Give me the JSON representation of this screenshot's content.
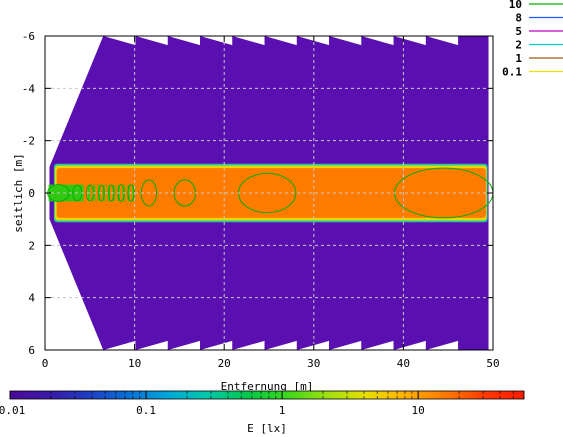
{
  "chart_data": {
    "type": "heatmap",
    "xlabel": "Entfernung [m]",
    "ylabel": "seitlich [m]",
    "colorbar_label": "E [lx]",
    "xlim": [
      0,
      50
    ],
    "ylim": [
      -6,
      6
    ],
    "y_inverted": true,
    "x_ticks": [
      "0",
      "10",
      "20",
      "30",
      "40",
      "50"
    ],
    "x_tick_values": [
      0,
      10,
      20,
      30,
      40,
      50
    ],
    "y_ticks": [
      "-6",
      "-4",
      "-2",
      "0",
      "2",
      "4",
      "6"
    ],
    "y_tick_values": [
      -6,
      -4,
      -2,
      0,
      2,
      4,
      6
    ],
    "grid": true,
    "colorbar": {
      "scale": "log",
      "range": [
        0.01,
        60
      ],
      "ticks": [
        "0.01",
        "0.1",
        "1",
        "10"
      ],
      "tick_values": [
        0.01,
        0.1,
        1,
        10
      ],
      "colors": [
        "#4a0a9a",
        "#3a1aa8",
        "#1e3ec4",
        "#0a70d8",
        "#00a8d8",
        "#00c8a8",
        "#00c84a",
        "#3ad81a",
        "#9ce010",
        "#e8e000",
        "#ffb000",
        "#ff7a00",
        "#ff3a00",
        "#ff1a00"
      ]
    },
    "fill": {
      "background_level_color": "#5a10b0",
      "beam_color": "#ff7c00",
      "beam_halfwidth": 1.0,
      "fan_start_x": 0.5,
      "fan_full_x": 6.5,
      "right_edge_x": 49.5
    },
    "legend": {
      "placement": "top-right",
      "entries": [
        {
          "label": "10",
          "color": "#00b000"
        },
        {
          "label": "8",
          "color": "#1e5cff"
        },
        {
          "label": "5",
          "color": "#c000c0"
        },
        {
          "label": "2",
          "color": "#00d0d0"
        },
        {
          "label": "1",
          "color": "#a05a14"
        },
        {
          "label": "0.1",
          "color": "#e8e000"
        }
      ]
    },
    "contour_10_lx": [
      {
        "cx": 1.5,
        "cy": 0,
        "rx": 1.2,
        "ry": 0.32
      },
      {
        "cx": 3.6,
        "cy": 0,
        "rx": 0.5,
        "ry": 0.3
      },
      {
        "cx": 5.0,
        "cy": 0,
        "rx": 0.4,
        "ry": 0.3
      },
      {
        "cx": 6.3,
        "cy": 0,
        "rx": 0.3,
        "ry": 0.3
      },
      {
        "cx": 7.4,
        "cy": 0,
        "rx": 0.3,
        "ry": 0.3
      },
      {
        "cx": 8.5,
        "cy": 0,
        "rx": 0.35,
        "ry": 0.32
      },
      {
        "cx": 9.6,
        "cy": 0,
        "rx": 0.35,
        "ry": 0.32
      },
      {
        "cx": 11.6,
        "cy": 0,
        "rx": 0.85,
        "ry": 0.5
      },
      {
        "cx": 15.6,
        "cy": 0,
        "rx": 1.2,
        "ry": 0.5
      },
      {
        "cx": 24.8,
        "cy": 0,
        "rx": 3.2,
        "ry": 0.75
      },
      {
        "cx": 44.5,
        "cy": 0,
        "rx": 5.5,
        "ry": 0.95
      }
    ]
  }
}
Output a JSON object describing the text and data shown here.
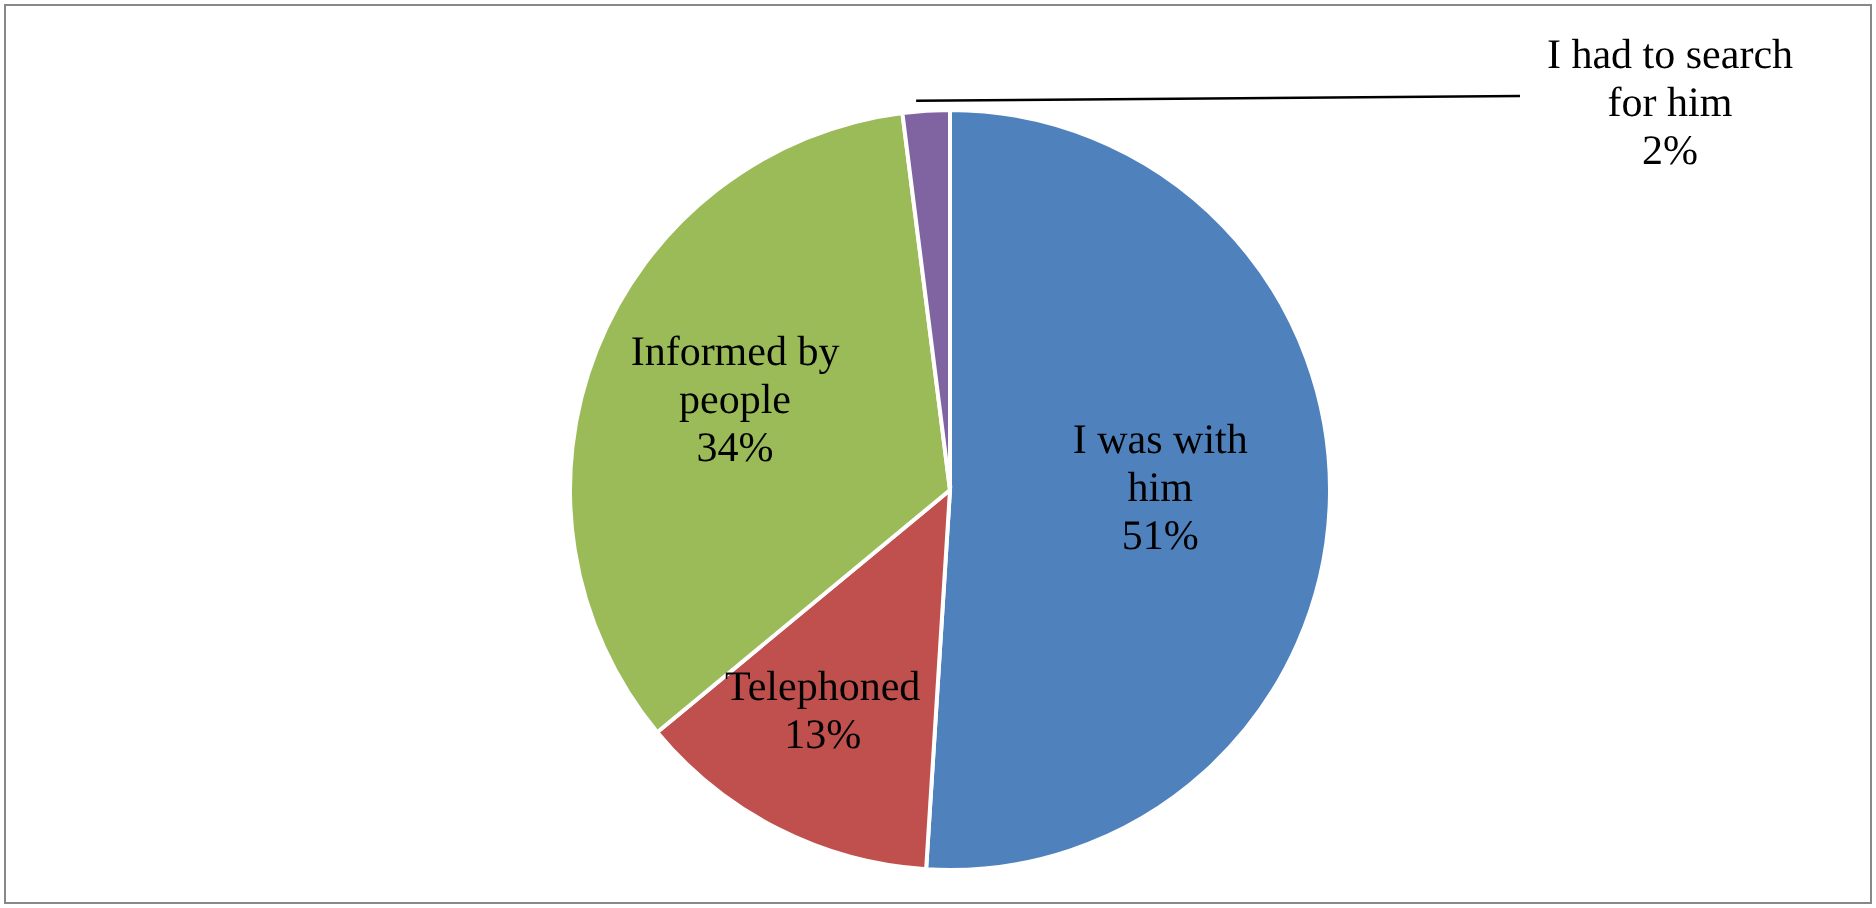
{
  "chart_data": {
    "type": "pie",
    "categories": [
      "I was with him",
      "Telephoned",
      "Informed by people",
      "I had to search for him"
    ],
    "values": [
      51,
      13,
      34,
      2
    ],
    "colors": [
      "#4f81bd",
      "#c0504d",
      "#9bbb59",
      "#8064a2"
    ],
    "value_labels": [
      "51%",
      "13%",
      "34%",
      "2%"
    ]
  }
}
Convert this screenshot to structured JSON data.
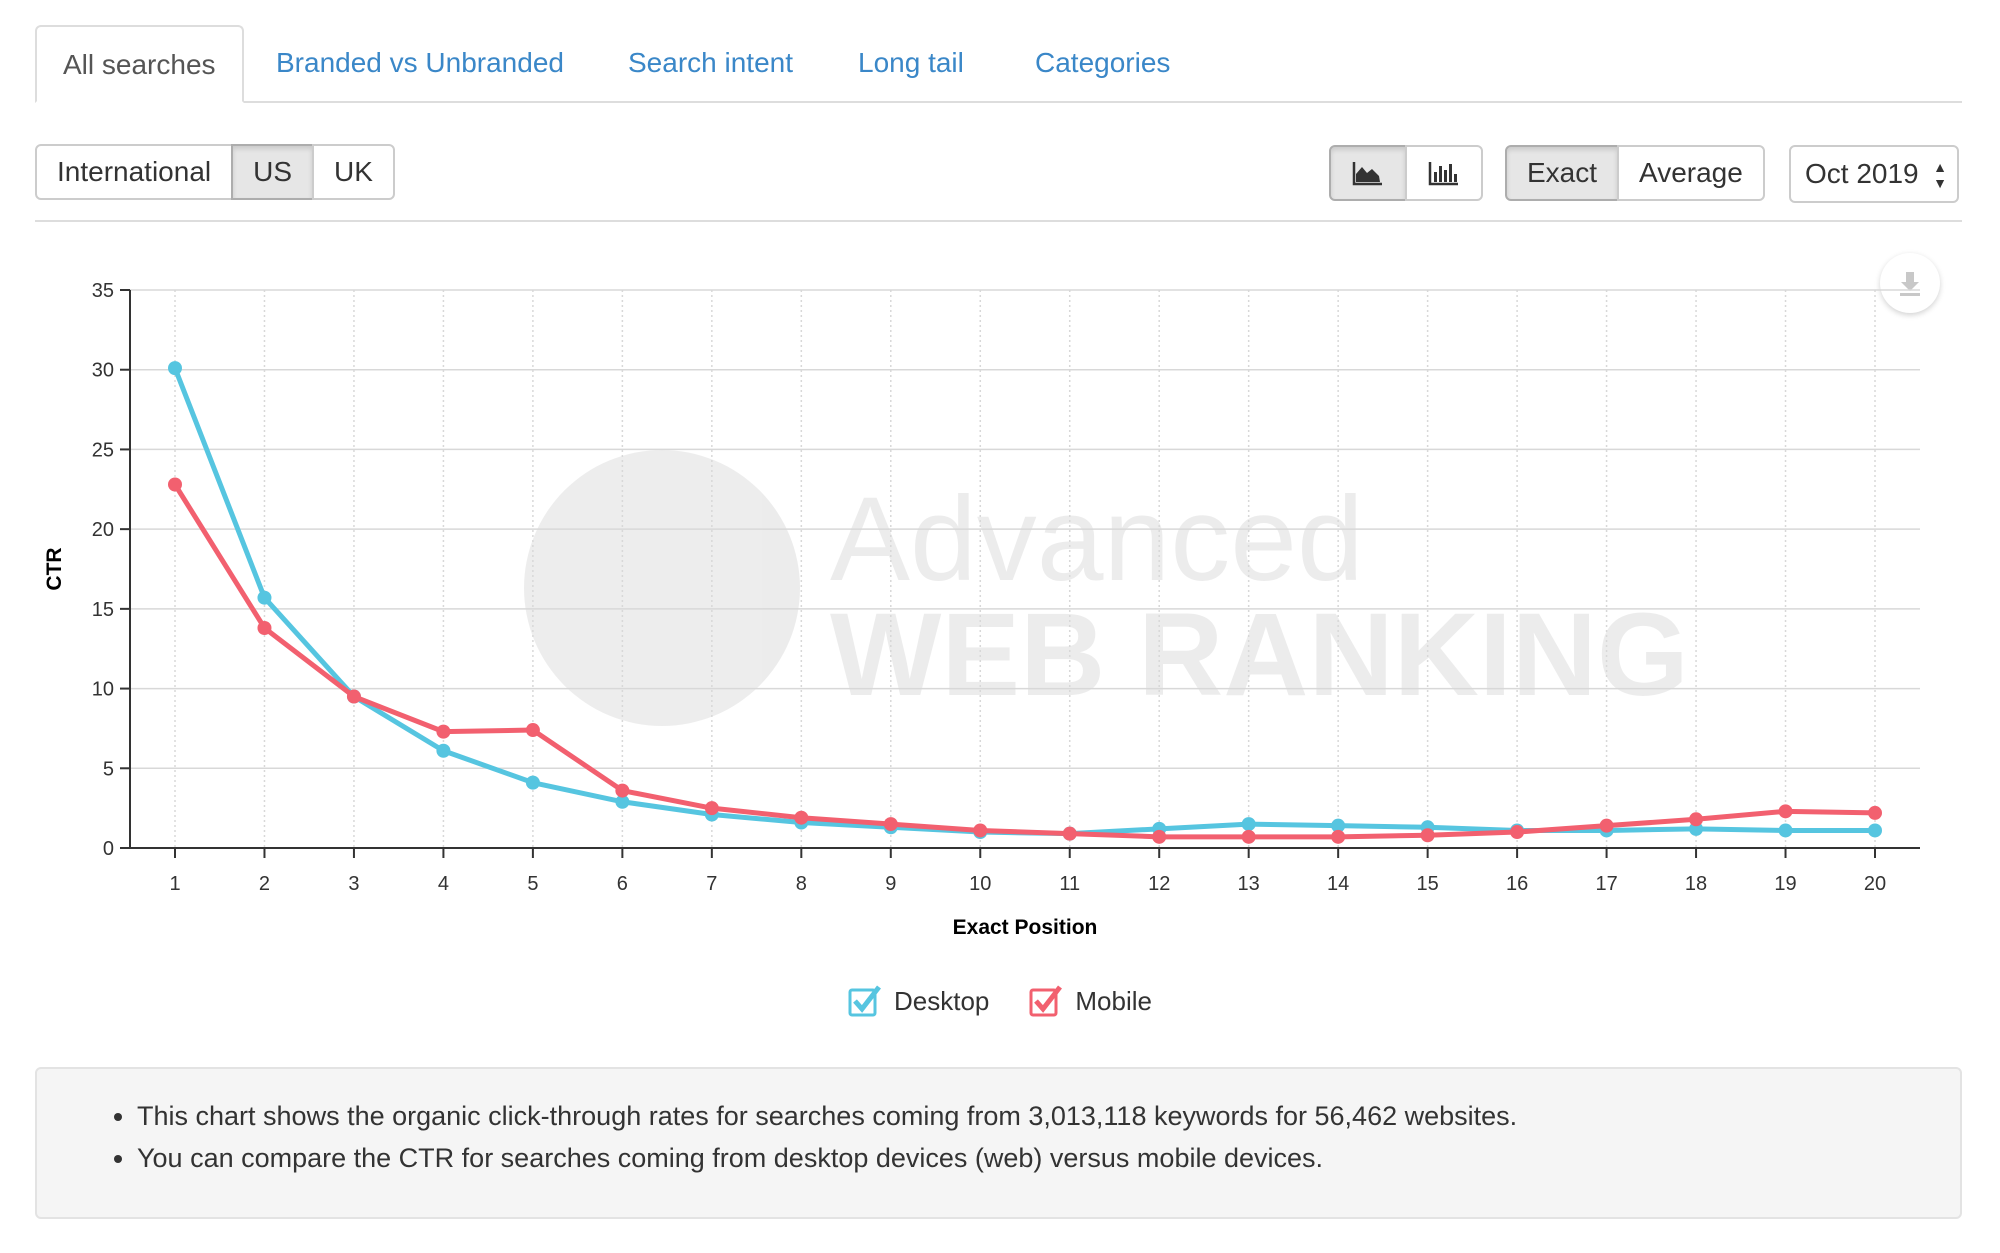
{
  "tabs": [
    {
      "label": "All searches",
      "active": true
    },
    {
      "label": "Branded vs Unbranded",
      "active": false
    },
    {
      "label": "Search intent",
      "active": false
    },
    {
      "label": "Long tail",
      "active": false
    },
    {
      "label": "Categories",
      "active": false
    }
  ],
  "region": {
    "options": [
      "International",
      "US",
      "UK"
    ],
    "selected": "US"
  },
  "chart_type_buttons": {
    "area_icon": "area-chart-icon",
    "bar_icon": "bar-chart-icon",
    "selected": "area"
  },
  "mode": {
    "options": [
      "Exact",
      "Average"
    ],
    "selected": "Exact"
  },
  "date_select": {
    "value": "Oct 2019"
  },
  "download_icon": "download-icon",
  "watermark": {
    "line1": "Advanced",
    "line2": "WEB RANKING"
  },
  "colors": {
    "desktop": "#56c5e0",
    "mobile": "#f2606f",
    "grid": "#d8d8d8"
  },
  "chart_data": {
    "type": "line",
    "xlabel": "Exact Position",
    "ylabel": "CTR",
    "ylim": [
      0,
      35
    ],
    "yticks": [
      0,
      5,
      10,
      15,
      20,
      25,
      30,
      35
    ],
    "x": [
      1,
      2,
      3,
      4,
      5,
      6,
      7,
      8,
      9,
      10,
      11,
      12,
      13,
      14,
      15,
      16,
      17,
      18,
      19,
      20
    ],
    "grid": true,
    "legend": "bottom-center",
    "series": [
      {
        "name": "Desktop",
        "values": [
          30.1,
          15.7,
          9.5,
          6.1,
          4.1,
          2.9,
          2.1,
          1.6,
          1.3,
          1.0,
          0.9,
          1.2,
          1.5,
          1.4,
          1.3,
          1.1,
          1.1,
          1.2,
          1.1,
          1.1
        ]
      },
      {
        "name": "Mobile",
        "values": [
          22.8,
          13.8,
          9.5,
          7.3,
          7.4,
          3.6,
          2.5,
          1.9,
          1.5,
          1.1,
          0.9,
          0.7,
          0.7,
          0.7,
          0.8,
          1.0,
          1.4,
          1.8,
          2.3,
          2.2
        ]
      }
    ]
  },
  "info": {
    "bullets": [
      "This chart shows the organic click-through rates for searches coming from 3,013,118 keywords for 56,462 websites.",
      "You can compare the CTR for searches coming from desktop devices (web) versus mobile devices."
    ]
  }
}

□ □ □

Write out the entries above word for word. Do not include the pictures.

== SOLVED PROBLEM ==
Give me the JSON representation of this screenshot's content.
{
  "chart_data": {
    "type": "heatmap",
    "xlabel": "Entfernung [m]",
    "ylabel": "seitlich [m]",
    "colorbar_label": "E [lx]",
    "xlim": [
      0,
      50
    ],
    "ylim": [
      -6,
      6
    ],
    "y_inverted": true,
    "x_ticks": [
      "0",
      "10",
      "20",
      "30",
      "40",
      "50"
    ],
    "x_tick_values": [
      0,
      10,
      20,
      30,
      40,
      50
    ],
    "y_ticks": [
      "-6",
      "-4",
      "-2",
      "0",
      "2",
      "4",
      "6"
    ],
    "y_tick_values": [
      -6,
      -4,
      -2,
      0,
      2,
      4,
      6
    ],
    "grid": true,
    "colorbar": {
      "scale": "log",
      "range": [
        0.01,
        60
      ],
      "ticks": [
        "0.01",
        "0.1",
        "1",
        "10"
      ],
      "tick_values": [
        0.01,
        0.1,
        1,
        10
      ],
      "colors": [
        "#4a0a9a",
        "#3a1aa8",
        "#1e3ec4",
        "#0a70d8",
        "#00a8d8",
        "#00c8a8",
        "#00c84a",
        "#3ad81a",
        "#9ce010",
        "#e8e000",
        "#ffb000",
        "#ff7a00",
        "#ff3a00",
        "#ff1a00"
      ]
    },
    "fill": {
      "background_level_color": "#5a10b0",
      "beam_color": "#ff7c00",
      "beam_halfwidth": 1.0,
      "fan_start_x": 0.5,
      "fan_full_x": 6.5,
      "right_edge_x": 49.5
    },
    "legend": {
      "placement": "top-right",
      "entries": [
        {
          "label": "10",
          "color": "#00b000"
        },
        {
          "label": "8",
          "color": "#1e5cff"
        },
        {
          "label": "5",
          "color": "#c000c0"
        },
        {
          "label": "2",
          "color": "#00d0d0"
        },
        {
          "label": "1",
          "color": "#a05a14"
        },
        {
          "label": "0.1",
          "color": "#e8e000"
        }
      ]
    },
    "contour_10_lx": [
      {
        "cx": 1.5,
        "cy": 0,
        "rx": 1.2,
        "ry": 0.32
      },
      {
        "cx": 3.6,
        "cy": 0,
        "rx": 0.5,
        "ry": 0.3
      },
      {
        "cx": 5.0,
        "cy": 0,
        "rx": 0.4,
        "ry": 0.3
      },
      {
        "cx": 6.3,
        "cy": 0,
        "rx": 0.3,
        "ry": 0.3
      },
      {
        "cx": 7.4,
        "cy": 0,
        "rx": 0.3,
        "ry": 0.3
      },
      {
        "cx": 8.5,
        "cy": 0,
        "rx": 0.35,
        "ry": 0.32
      },
      {
        "cx": 9.6,
        "cy": 0,
        "rx": 0.35,
        "ry": 0.32
      },
      {
        "cx": 11.6,
        "cy": 0,
        "rx": 0.85,
        "ry": 0.5
      },
      {
        "cx": 15.6,
        "cy": 0,
        "rx": 1.2,
        "ry": 0.5
      },
      {
        "cx": 24.8,
        "cy": 0,
        "rx": 3.2,
        "ry": 0.75
      },
      {
        "cx": 44.5,
        "cy": 0,
        "rx": 5.5,
        "ry": 0.95
      }
    ]
  }
}
Output a JSON object describing the text and data shown here.
{
  "chart_data": {
    "type": "pie",
    "categories": [
      "I was with him",
      "Telephoned",
      "Informed by people",
      "I had to search for him"
    ],
    "values": [
      51,
      13,
      34,
      2
    ],
    "colors": [
      "#4f81bd",
      "#c0504d",
      "#9bbb59",
      "#8064a2"
    ],
    "value_labels": [
      "51%",
      "13%",
      "34%",
      "2%"
    ]
  }
}
Convert this screenshot to structured JSON data.
{
  "tabs": [
    {
      "label": "All searches",
      "active": true
    },
    {
      "label": "Branded vs Unbranded",
      "active": false
    },
    {
      "label": "Search intent",
      "active": false
    },
    {
      "label": "Long tail",
      "active": false
    },
    {
      "label": "Categories",
      "active": false
    }
  ],
  "region": {
    "options": [
      "International",
      "US",
      "UK"
    ],
    "selected": "US"
  },
  "chart_type_buttons": {
    "area_icon": "area-chart-icon",
    "bar_icon": "bar-chart-icon",
    "selected": "area"
  },
  "mode": {
    "options": [
      "Exact",
      "Average"
    ],
    "selected": "Exact"
  },
  "date_select": {
    "value": "Oct 2019"
  },
  "download_icon": "download-icon",
  "watermark": {
    "line1": "Advanced",
    "line2": "WEB RANKING"
  },
  "colors": {
    "desktop": "#56c5e0",
    "mobile": "#f2606f",
    "grid": "#d8d8d8"
  },
  "chart_data": {
    "type": "line",
    "xlabel": "Exact Position",
    "ylabel": "CTR",
    "ylim": [
      0,
      35
    ],
    "yticks": [
      0,
      5,
      10,
      15,
      20,
      25,
      30,
      35
    ],
    "x": [
      1,
      2,
      3,
      4,
      5,
      6,
      7,
      8,
      9,
      10,
      11,
      12,
      13,
      14,
      15,
      16,
      17,
      18,
      19,
      20
    ],
    "grid": true,
    "legend": "bottom-center",
    "series": [
      {
        "name": "Desktop",
        "values": [
          30.1,
          15.7,
          9.5,
          6.1,
          4.1,
          2.9,
          2.1,
          1.6,
          1.3,
          1.0,
          0.9,
          1.2,
          1.5,
          1.4,
          1.3,
          1.1,
          1.1,
          1.2,
          1.1,
          1.1
        ]
      },
      {
        "name": "Mobile",
        "values": [
          22.8,
          13.8,
          9.5,
          7.3,
          7.4,
          3.6,
          2.5,
          1.9,
          1.5,
          1.1,
          0.9,
          0.7,
          0.7,
          0.7,
          0.8,
          1.0,
          1.4,
          1.8,
          2.3,
          2.2
        ]
      }
    ]
  },
  "info": {
    "bullets": [
      "This chart shows the organic click-through rates for searches coming from 3,013,118 keywords for 56,462 websites.",
      "You can compare the CTR for searches coming from desktop devices (web) versus mobile devices."
    ]
  }
}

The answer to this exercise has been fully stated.